### TEXT
We begin with a brief review of a free Dirac fermion of mass $m$ in
four dimensions 
coupled to an external gauge potential $A^\mu(x)$. The classical
equations of motion for the fermion lead to the na\"\i{}ve equation
for the divergence of the axial current $j^\mu_5 = \psib
\gamma^\mu\gamma^5\psi$:
\begin{equation}
 \partial_\mu j_5^\mu + 2im\,\psib\gamma^5\psi = 0 \,.
\end{equation}

However the corresponding operator equation in the quantum theory
receives a famous correction, the anomaly:
\begin{equation}
 \partial_\mu j_5^\mu + 2im\,\psib\gamma^5\psi = Q
 \,.
 \label{axialanomaly}
\end{equation}
with $Q$ given by (\ref{anomaly}).

### DATA LINES
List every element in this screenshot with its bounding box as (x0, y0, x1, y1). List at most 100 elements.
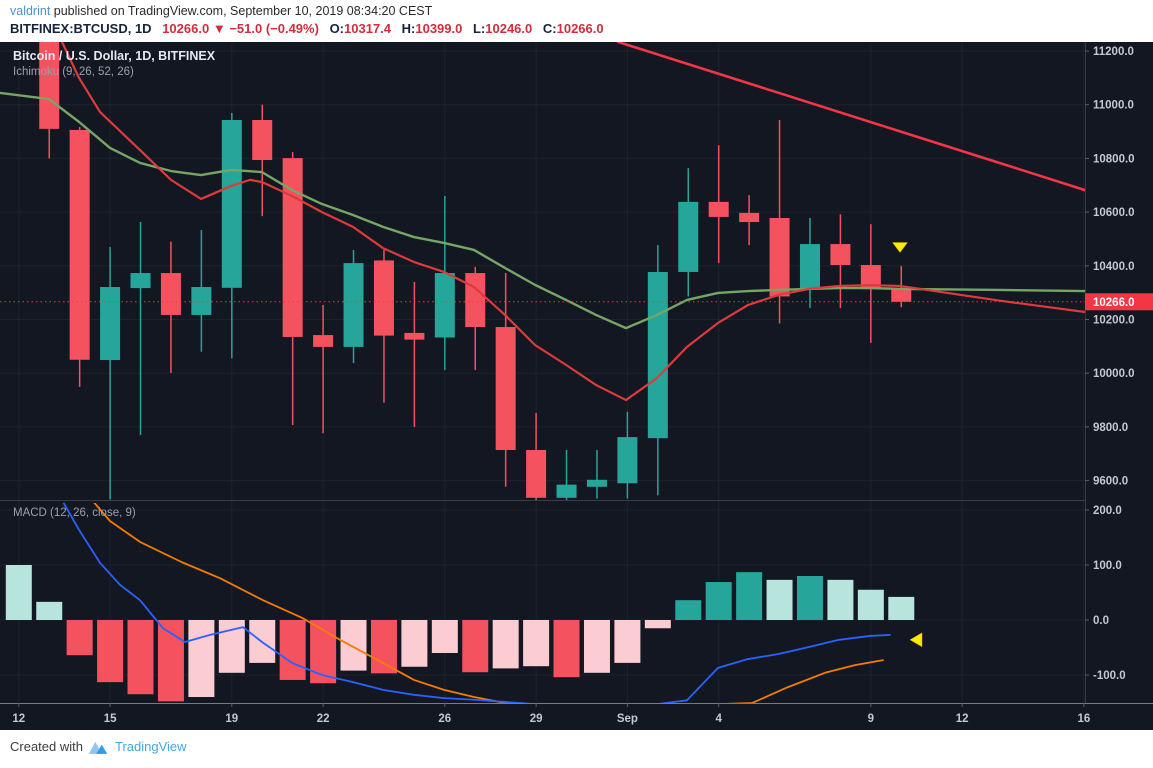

### PROBLEMS TO WORK ON
a) In the passage on the axial anomaly, in how many dimensions is the free Dirac fermion considered?
b) Please carry the passage on the axial anomaly forward from its last sentence.

### ANSWERS BELOW
a) Four dimensions.

b)
It is worthwhile to consider the expectation value of this equation in
the presence of the external gauge potential. Note that a non-zero
expectation value for the divergence of the current would require a
pole at $p^2=0$ in the expectation value of the current itself. For a
massive fermion there is no state to produce such a pole, and
consequently the expectation value of the divergence of the axial
current must vanish. The operator equation (\ref{axialanomaly}) then
implies
\begin{equation}
 2im\,\langle \psib\gamma^5\psi \rangle = Q \,.
\label{massiveanomaly}
\end{equation}

Since this theory involves only an external gauge field we are free to
contemplate the above equations for the case of a single Weyl fermion
rather than a Dirac fermion. In this case the fermion is massless, and
the mass term in (\ref{axialanomaly}) vanishes. Also the anomaly of
the 2-component Weyl fermion is
half that of a 4-component Dirac fermion:
\begin{equation}
 \mbox{(Weyl fermion)} \qquad \partial_\mu j^\mu = \frac{1}{2}Q \,.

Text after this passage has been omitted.